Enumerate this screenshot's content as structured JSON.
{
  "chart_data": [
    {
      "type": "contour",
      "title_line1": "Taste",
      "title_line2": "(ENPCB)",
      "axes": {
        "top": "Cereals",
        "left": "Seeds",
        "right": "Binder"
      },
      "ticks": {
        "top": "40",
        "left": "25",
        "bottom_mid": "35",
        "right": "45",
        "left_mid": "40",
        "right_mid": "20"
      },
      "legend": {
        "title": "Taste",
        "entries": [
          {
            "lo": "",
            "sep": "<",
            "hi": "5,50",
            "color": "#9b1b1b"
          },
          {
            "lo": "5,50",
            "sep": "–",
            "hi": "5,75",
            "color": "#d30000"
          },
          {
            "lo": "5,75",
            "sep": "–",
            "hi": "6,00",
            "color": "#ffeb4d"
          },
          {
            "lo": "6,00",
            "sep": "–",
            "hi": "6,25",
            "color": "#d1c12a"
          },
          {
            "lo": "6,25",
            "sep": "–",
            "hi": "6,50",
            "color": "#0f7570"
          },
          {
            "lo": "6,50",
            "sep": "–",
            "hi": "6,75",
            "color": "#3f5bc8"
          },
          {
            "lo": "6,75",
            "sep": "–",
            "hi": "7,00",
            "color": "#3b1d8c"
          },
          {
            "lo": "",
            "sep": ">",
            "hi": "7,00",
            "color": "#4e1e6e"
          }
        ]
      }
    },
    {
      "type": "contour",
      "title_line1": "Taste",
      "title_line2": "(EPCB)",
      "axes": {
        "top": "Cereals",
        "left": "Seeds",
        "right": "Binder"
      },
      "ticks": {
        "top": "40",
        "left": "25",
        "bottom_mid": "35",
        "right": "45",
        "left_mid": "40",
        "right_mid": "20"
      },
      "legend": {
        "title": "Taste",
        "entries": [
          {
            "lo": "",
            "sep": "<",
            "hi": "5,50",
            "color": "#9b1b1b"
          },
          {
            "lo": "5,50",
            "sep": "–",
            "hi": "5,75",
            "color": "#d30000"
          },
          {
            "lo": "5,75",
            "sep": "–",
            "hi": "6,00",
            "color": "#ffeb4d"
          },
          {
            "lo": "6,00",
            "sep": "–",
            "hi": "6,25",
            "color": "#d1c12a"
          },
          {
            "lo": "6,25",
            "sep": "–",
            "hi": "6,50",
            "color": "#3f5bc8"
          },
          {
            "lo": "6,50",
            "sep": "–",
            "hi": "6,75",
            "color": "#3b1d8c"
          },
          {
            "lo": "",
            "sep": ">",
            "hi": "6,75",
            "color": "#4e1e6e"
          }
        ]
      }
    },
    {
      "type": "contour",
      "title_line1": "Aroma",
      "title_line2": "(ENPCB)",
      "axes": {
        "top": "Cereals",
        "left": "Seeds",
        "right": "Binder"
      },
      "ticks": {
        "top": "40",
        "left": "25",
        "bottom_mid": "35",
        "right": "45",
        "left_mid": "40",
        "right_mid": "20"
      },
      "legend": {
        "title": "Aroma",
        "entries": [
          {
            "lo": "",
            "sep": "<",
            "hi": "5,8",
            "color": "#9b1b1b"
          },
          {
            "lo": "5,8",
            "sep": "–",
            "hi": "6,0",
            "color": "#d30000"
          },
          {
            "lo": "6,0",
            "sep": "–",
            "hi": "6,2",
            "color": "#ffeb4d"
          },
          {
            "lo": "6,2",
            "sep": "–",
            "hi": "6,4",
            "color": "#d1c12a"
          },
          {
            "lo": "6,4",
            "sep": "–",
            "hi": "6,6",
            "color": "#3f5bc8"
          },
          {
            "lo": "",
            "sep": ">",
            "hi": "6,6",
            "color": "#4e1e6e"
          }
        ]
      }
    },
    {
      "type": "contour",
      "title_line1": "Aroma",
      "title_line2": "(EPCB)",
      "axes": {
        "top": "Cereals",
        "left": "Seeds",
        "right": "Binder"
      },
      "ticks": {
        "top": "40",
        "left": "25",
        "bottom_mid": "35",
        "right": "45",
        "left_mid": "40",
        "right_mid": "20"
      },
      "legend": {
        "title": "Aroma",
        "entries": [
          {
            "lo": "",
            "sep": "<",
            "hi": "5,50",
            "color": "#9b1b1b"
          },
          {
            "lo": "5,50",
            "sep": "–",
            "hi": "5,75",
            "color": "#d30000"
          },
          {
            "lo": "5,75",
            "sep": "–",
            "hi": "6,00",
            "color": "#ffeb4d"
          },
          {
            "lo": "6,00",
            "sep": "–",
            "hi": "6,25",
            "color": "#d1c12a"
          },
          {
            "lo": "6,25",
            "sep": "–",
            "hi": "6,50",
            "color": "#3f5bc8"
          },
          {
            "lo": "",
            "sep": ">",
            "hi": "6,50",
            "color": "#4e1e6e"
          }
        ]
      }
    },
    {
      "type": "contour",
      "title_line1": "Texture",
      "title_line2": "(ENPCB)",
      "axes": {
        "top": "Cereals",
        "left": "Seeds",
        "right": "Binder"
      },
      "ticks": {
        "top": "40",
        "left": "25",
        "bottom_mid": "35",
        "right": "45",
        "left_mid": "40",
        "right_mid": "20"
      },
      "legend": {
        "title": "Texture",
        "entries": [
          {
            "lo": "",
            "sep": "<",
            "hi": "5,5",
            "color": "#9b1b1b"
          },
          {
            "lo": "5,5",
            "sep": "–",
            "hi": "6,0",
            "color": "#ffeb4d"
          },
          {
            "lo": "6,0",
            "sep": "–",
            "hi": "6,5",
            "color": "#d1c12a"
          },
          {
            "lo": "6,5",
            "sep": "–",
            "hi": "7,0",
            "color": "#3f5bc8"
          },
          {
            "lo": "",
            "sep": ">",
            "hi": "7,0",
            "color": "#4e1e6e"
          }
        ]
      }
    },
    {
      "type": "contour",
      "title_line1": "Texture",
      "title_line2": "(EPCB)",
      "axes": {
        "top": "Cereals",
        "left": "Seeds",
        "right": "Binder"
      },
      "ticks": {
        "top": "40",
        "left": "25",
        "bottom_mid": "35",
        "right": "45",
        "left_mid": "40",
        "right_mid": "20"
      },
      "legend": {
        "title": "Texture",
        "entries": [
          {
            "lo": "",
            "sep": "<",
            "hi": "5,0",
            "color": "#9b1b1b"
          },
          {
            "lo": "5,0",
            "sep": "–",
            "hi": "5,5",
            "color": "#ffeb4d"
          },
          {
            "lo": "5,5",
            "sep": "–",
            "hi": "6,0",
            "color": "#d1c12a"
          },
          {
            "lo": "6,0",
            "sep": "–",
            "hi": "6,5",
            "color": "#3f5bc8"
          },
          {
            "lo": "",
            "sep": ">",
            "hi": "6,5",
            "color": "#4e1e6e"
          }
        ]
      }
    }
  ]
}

^^^^^^^^

#### [PROBLEM TO WORK ON]
Write the data out again in full and exactly.

#### [ANSWER FOR THE TASK]
Enumerate this screenshot's content as structured JSON.
{
  "chart_data": [
    {
      "type": "contour",
      "title_line1": "Taste",
      "title_line2": "(ENPCB)",
      "axes": {
        "top": "Cereals",
        "left": "Seeds",
        "right": "Binder"
      },
      "ticks": {
        "top": "40",
        "left": "25",
        "bottom_mid": "35",
        "right": "45",
        "left_mid": "40",
        "right_mid": "20"
      },
      "legend": {
        "title": "Taste",
        "entries": [
          {
            "lo": "",
            "sep": "<",
            "hi": "5,50",
            "color": "#9b1b1b"
          },
          {
            "lo": "5,50",
            "sep": "–",
            "hi": "5,75",
            "color": "#d30000"
          },
          {
            "lo": "5,75",
            "sep": "–",
            "hi": "6,00",
            "color": "#ffeb4d"
          },
          {
            "lo": "6,00",
            "sep": "–",
            "hi": "6,25",
            "color": "#d1c12a"
          },
          {
            "lo": "6,25",
            "sep": "–",
            "hi": "6,50",
            "color": "#0f7570"
          },
          {
            "lo": "6,50",
            "sep": "–",
            "hi": "6,75",
            "color": "#3f5bc8"
          },
          {
            "lo": "6,75",
            "sep": "–",
            "hi": "7,00",
            "color": "#3b1d8c"
          },
          {
            "lo": "",
            "sep": ">",
            "hi": "7,00",
            "color": "#4e1e6e"
          }
        ]
      }
    },
    {
      "type": "contour",
      "title_line1": "Taste",
      "title_line2": "(EPCB)",
      "axes": {
        "top": "Cereals",
        "left": "Seeds",
        "right": "Binder"
      },
      "ticks": {
        "top": "40",
        "left": "25",
        "bottom_mid": "35",
        "right": "45",
        "left_mid": "40",
        "right_mid": "20"
      },
      "legend": {
        "title": "Taste",
        "entries": [
          {
            "lo": "",
            "sep": "<",
            "hi": "5,50",
            "color": "#9b1b1b"
          },
          {
            "lo": "5,50",
            "sep": "–",
            "hi": "5,75",
            "color": "#d30000"
          },
          {
            "lo": "5,75",
            "sep": "–",
            "hi": "6,00",
            "color": "#ffeb4d"
          },
          {
            "lo": "6,00",
            "sep": "–",
            "hi": "6,25",
            "color": "#d1c12a"
          },
          {
            "lo": "6,25",
            "sep": "–",
            "hi": "6,50",
            "color": "#3f5bc8"
          },
          {
            "lo": "6,50",
            "sep": "–",
            "hi": "6,75",
            "color": "#3b1d8c"
          },
          {
            "lo": "",
            "sep": ">",
            "hi": "6,75",
            "color": "#4e1e6e"
          }
        ]
      }
    },
    {
      "type": "contour",
      "title_line1": "Aroma",
      "title_line2": "(ENPCB)",
      "axes": {
        "top": "Cereals",
        "left": "Seeds",
        "right": "Binder"
      },
      "ticks": {
        "top": "40",
        "left": "25",
        "bottom_mid": "35",
        "right": "45",
        "left_mid": "40",
        "right_mid": "20"
      },
      "legend": {
        "title": "Aroma",
        "entries": [
          {
            "lo": "",
            "sep": "<",
            "hi": "5,8",
            "color": "#9b1b1b"
          },
          {
            "lo": "5,8",
            "sep": "–",
            "hi": "6,0",
            "color": "#d30000"
          },
          {
            "lo": "6,0",
            "sep": "–",
            "hi": "6,2",
            "color": "#ffeb4d"
          },
          {
            "lo": "6,2",
            "sep": "–",
            "hi": "6,4",
            "color": "#d1c12a"
          },
          {
            "lo": "6,4",
            "sep": "–",
            "hi": "6,6",
            "color": "#3f5bc8"
          },
          {
            "lo": "",
            "sep": ">",
            "hi": "6,6",
            "color": "#4e1e6e"
          }
        ]
      }
    },
    {
      "type": "contour",
      "title_line1": "Aroma",
      "title_line2": "(EPCB)",
      "axes": {
        "top": "Cereals",
        "left": "Seeds",
        "right": "Binder"
      },
      "ticks": {
        "top": "40",
        "left": "25",
        "bottom_mid": "35",
        "right": "45",
        "left_mid": "40",
        "right_mid": "20"
      },
      "legend": {
        "title": "Aroma",
        "entries": [
          {
            "lo": "",
            "sep": "<",
            "hi": "5,50",
            "color": "#9b1b1b"
          },
          {
            "lo": "5,50",
            "sep": "–",
            "hi": "5,75",
            "color": "#d30000"
          },
          {
            "lo": "5,75",
            "sep": "–",
            "hi": "6,00",
            "color": "#ffeb4d"
          },
          {
            "lo": "6,00",
            "sep": "–",
            "hi": "6,25",
            "color": "#d1c12a"
          },
          {
            "lo": "6,25",
            "sep": "–",
            "hi": "6,50",
            "color": "#3f5bc8"
          },
          {
            "lo": "",
            "sep": ">",
            "hi": "6,50",
            "color": "#4e1e6e"
          }
        ]
      }
    },
    {
      "type": "contour",
      "title_line1": "Texture",
      "title_line2": "(ENPCB)",
      "axes": {
        "top": "Cereals",
        "left": "Seeds",
        "right": "Binder"
      },
      "ticks": {
        "top": "40",
        "left": "25",
        "bottom_mid": "35",
        "right": "45",
        "left_mid": "40",
        "right_mid": "20"
      },
      "legend": {
        "title": "Texture",
        "entries": [
          {
            "lo": "",
            "sep": "<",
            "hi": "5,5",
            "color": "#9b1b1b"
          },
          {
            "lo": "5,5",
            "sep": "–",
            "hi": "6,0",
            "color": "#ffeb4d"
          },
          {
            "lo": "6,0",
            "sep": "–",
            "hi": "6,5",
            "color": "#d1c12a"
          },
          {
            "lo": "6,5",
            "sep": "–",
            "hi": "7,0",
            "color": "#3f5bc8"
          },
          {
            "lo": "",
            "sep": ">",
            "hi": "7,0",
            "color": "#4e1e6e"
          }
        ]
      }
    },
    {
      "type": "contour",
      "title_line1": "Texture",
      "title_line2": "(EPCB)",
      "axes": {
        "top": "Cereals",
        "left": "Seeds",
        "right": "Binder"
      },
      "ticks": {
        "top": "40",
        "left": "25",
        "bottom_mid": "35",
        "right": "45",
        "left_mid": "40",
        "right_mid": "20"
      },
      "legend": {
        "title": "Texture",
        "entries": [
          {
            "lo": "",
            "sep": "<",
            "hi": "5,0",
            "color": "#9b1b1b"
          },
          {
            "lo": "5,0",
            "sep": "–",
            "hi": "5,5",
            "color": "#ffeb4d"
          },
          {
            "lo": "5,5",
            "sep": "–",
            "hi": "6,0",
            "color": "#d1c12a"
          },
          {
            "lo": "6,0",
            "sep": "–",
            "hi": "6,5",
            "color": "#3f5bc8"
          },
          {
            "lo": "",
            "sep": ">",
            "hi": "6,5",
            "color": "#4e1e6e"
          }
        ]
      }
    }
  ]
}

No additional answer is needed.